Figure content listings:
--------------------------------

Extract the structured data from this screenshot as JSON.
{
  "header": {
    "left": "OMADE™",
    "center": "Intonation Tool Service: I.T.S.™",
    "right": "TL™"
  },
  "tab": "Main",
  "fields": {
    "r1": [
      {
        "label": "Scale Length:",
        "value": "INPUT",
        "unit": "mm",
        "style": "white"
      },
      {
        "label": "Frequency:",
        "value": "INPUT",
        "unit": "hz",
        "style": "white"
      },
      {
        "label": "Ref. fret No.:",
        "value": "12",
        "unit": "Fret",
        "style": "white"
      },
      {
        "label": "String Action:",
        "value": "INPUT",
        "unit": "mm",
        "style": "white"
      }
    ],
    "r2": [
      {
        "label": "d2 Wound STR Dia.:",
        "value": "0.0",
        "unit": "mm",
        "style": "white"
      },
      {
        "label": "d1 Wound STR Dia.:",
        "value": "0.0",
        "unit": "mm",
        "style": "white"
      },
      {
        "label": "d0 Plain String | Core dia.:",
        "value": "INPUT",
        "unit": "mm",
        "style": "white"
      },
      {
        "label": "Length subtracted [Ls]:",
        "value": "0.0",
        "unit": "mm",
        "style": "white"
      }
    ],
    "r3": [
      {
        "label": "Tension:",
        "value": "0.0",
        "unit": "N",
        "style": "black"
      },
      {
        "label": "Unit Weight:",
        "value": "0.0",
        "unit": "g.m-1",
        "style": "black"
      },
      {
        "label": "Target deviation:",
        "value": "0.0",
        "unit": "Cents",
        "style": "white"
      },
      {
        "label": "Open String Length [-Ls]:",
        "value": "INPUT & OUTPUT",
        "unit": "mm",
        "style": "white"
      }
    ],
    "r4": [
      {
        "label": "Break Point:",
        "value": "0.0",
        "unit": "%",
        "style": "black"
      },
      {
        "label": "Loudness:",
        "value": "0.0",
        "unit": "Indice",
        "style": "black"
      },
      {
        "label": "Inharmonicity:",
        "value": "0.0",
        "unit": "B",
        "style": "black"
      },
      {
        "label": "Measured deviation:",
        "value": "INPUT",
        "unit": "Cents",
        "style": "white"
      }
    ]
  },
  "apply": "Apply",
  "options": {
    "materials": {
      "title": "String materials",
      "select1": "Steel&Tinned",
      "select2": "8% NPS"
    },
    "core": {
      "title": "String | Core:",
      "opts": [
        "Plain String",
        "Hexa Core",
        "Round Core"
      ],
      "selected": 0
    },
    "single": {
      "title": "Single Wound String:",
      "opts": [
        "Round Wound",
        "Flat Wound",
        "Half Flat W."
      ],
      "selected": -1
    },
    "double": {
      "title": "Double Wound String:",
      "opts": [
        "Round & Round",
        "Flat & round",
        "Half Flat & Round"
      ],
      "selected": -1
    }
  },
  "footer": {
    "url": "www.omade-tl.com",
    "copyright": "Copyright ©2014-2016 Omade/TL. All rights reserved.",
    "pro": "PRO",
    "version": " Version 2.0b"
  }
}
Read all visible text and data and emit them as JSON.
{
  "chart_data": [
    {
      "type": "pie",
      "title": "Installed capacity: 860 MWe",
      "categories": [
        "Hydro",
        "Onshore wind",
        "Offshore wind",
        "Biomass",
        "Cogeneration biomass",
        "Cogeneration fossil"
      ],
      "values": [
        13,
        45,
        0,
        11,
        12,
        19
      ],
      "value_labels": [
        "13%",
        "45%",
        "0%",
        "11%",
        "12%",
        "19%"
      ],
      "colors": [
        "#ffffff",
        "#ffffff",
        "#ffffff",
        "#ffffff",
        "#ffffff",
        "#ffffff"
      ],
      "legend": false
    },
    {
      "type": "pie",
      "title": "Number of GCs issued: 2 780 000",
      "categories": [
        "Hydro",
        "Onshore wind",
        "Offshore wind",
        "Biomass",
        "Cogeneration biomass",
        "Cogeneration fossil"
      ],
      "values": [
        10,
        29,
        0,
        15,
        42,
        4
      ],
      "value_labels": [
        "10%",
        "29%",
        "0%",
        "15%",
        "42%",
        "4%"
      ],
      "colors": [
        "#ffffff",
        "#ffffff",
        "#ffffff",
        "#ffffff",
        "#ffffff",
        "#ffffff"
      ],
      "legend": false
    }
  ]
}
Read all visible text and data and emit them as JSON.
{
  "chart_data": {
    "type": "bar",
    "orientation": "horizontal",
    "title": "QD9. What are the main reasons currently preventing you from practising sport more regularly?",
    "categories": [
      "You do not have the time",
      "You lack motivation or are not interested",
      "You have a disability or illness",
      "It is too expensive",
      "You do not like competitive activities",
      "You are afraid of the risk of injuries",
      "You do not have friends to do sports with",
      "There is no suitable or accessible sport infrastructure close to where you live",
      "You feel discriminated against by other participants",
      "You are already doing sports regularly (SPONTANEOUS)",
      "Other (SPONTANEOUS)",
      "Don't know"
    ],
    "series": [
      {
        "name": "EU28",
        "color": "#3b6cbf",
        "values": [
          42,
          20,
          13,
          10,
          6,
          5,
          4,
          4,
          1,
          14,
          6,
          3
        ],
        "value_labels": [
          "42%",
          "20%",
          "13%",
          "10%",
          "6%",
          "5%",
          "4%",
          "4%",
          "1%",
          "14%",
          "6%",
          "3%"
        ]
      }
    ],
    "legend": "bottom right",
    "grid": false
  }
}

--------------------------------

* _Problem to solve_
Copy each record from above without leaving any out.

* _Correct output_
Extract the structured data from this screenshot as JSON.
{
  "header": {
    "left": "OMADE™",
    "center": "Intonation Tool Service: I.T.S.™",
    "right": "TL™"
  },
  "tab": "Main",
  "fields": {
    "r1": [
      {
        "label": "Scale Length:",
        "value": "INPUT",
        "unit": "mm",
        "style": "white"
      },
      {
        "label": "Frequency:",
        "value": "INPUT",
        "unit": "hz",
        "style": "white"
      },
      {
        "label": "Ref. fret No.:",
        "value": "12",
        "unit": "Fret",
        "style": "white"
      },
      {
        "label": "String Action:",
        "value": "INPUT",
        "unit": "mm",
        "style": "white"
      }
    ],
    "r2": [
      {
        "label": "d2 Wound STR Dia.:",
        "value": "0.0",
        "unit": "mm",
        "style": "white"
      },
      {
        "label": "d1 Wound STR Dia.:",
        "value": "0.0",
        "unit": "mm",
        "style": "white"
      },
      {
        "label": "d0 Plain String | Core dia.:",
        "value": "INPUT",
        "unit": "mm",
        "style": "white"
      },
      {
        "label": "Length subtracted [Ls]:",
        "value": "0.0",
        "unit": "mm",
        "style": "white"
      }
    ],
    "r3": [
      {
        "label": "Tension:",
        "value": "0.0",
        "unit": "N",
        "style": "black"
      },
      {
        "label": "Unit Weight:",
        "value": "0.0",
        "unit": "g.m-1",
        "style": "black"
      },
      {
        "label": "Target deviation:",
        "value": "0.0",
        "unit": "Cents",
        "style": "white"
      },
      {
        "label": "Open String Length [-Ls]:",
        "value": "INPUT & OUTPUT",
        "unit": "mm",
        "style": "white"
      }
    ],
    "r4": [
      {
        "label": "Break Point:",
        "value": "0.0",
        "unit": "%",
        "style": "black"
      },
      {
        "label": "Loudness:",
        "value": "0.0",
        "unit": "Indice",
        "style": "black"
      },
      {
        "label": "Inharmonicity:",
        "value": "0.0",
        "unit": "B",
        "style": "black"
      },
      {
        "label": "Measured deviation:",
        "value": "INPUT",
        "unit": "Cents",
        "style": "white"
      }
    ]
  },
  "apply": "Apply",
  "options": {
    "materials": {
      "title": "String materials",
      "select1": "Steel&Tinned",
      "select2": "8% NPS"
    },
    "core": {
      "title": "String | Core:",
      "opts": [
        "Plain String",
        "Hexa Core",
        "Round Core"
      ],
      "selected": 0
    },
    "single": {
      "title": "Single Wound String:",
      "opts": [
        "Round Wound",
        "Flat Wound",
        "Half Flat W."
      ],
      "selected": -1
    },
    "double": {
      "title": "Double Wound String:",
      "opts": [
        "Round & Round",
        "Flat & round",
        "Half Flat & Round"
      ],
      "selected": -1
    }
  },
  "footer": {
    "url": "www.omade-tl.com",
    "copyright": "Copyright ©2014-2016 Omade/TL. All rights reserved.",
    "pro": "PRO",
    "version": " Version 2.0b"
  }
}
Read all visible text and data and emit them as JSON.
{
  "chart_data": [
    {
      "type": "pie",
      "title": "Installed capacity: 860 MWe",
      "categories": [
        "Hydro",
        "Onshore wind",
        "Offshore wind",
        "Biomass",
        "Cogeneration biomass",
        "Cogeneration fossil"
      ],
      "values": [
        13,
        45,
        0,
        11,
        12,
        19
      ],
      "value_labels": [
        "13%",
        "45%",
        "0%",
        "11%",
        "12%",
        "19%"
      ],
      "colors": [
        "#ffffff",
        "#ffffff",
        "#ffffff",
        "#ffffff",
        "#ffffff",
        "#ffffff"
      ],
      "legend": false
    },
    {
      "type": "pie",
      "title": "Number of GCs issued: 2 780 000",
      "categories": [
        "Hydro",
        "Onshore wind",
        "Offshore wind",
        "Biomass",
        "Cogeneration biomass",
        "Cogeneration fossil"
      ],
      "values": [
        10,
        29,
        0,
        15,
        42,
        4
      ],
      "value_labels": [
        "10%",
        "29%",
        "0%",
        "15%",
        "42%",
        "4%"
      ],
      "colors": [
        "#ffffff",
        "#ffffff",
        "#ffffff",
        "#ffffff",
        "#ffffff",
        "#ffffff"
      ],
      "legend": false
    }
  ]
}
Read all visible text and data and emit them as JSON.
{
  "chart_data": {
    "type": "bar",
    "orientation": "horizontal",
    "title": "QD9. What are the main reasons currently preventing you from practising sport more regularly?",
    "categories": [
      "You do not have the time",
      "You lack motivation or are not interested",
      "You have a disability or illness",
      "It is too expensive",
      "You do not like competitive activities",
      "You are afraid of the risk of injuries",
      "You do not have friends to do sports with",
      "There is no suitable or accessible sport infrastructure close to where you live",
      "You feel discriminated against by other participants",
      "You are already doing sports regularly (SPONTANEOUS)",
      "Other (SPONTANEOUS)",
      "Don't know"
    ],
    "series": [
      {
        "name": "EU28",
        "color": "#3b6cbf",
        "values": [
          42,
          20,
          13,
          10,
          6,
          5,
          4,
          4,
          1,
          14,
          6,
          3
        ],
        "value_labels": [
          "42%",
          "20%",
          "13%",
          "10%",
          "6%",
          "5%",
          "4%",
          "4%",
          "1%",
          "14%",
          "6%",
          "3%"
        ]
      }
    ],
    "legend": "bottom right",
    "grid": false
  }
}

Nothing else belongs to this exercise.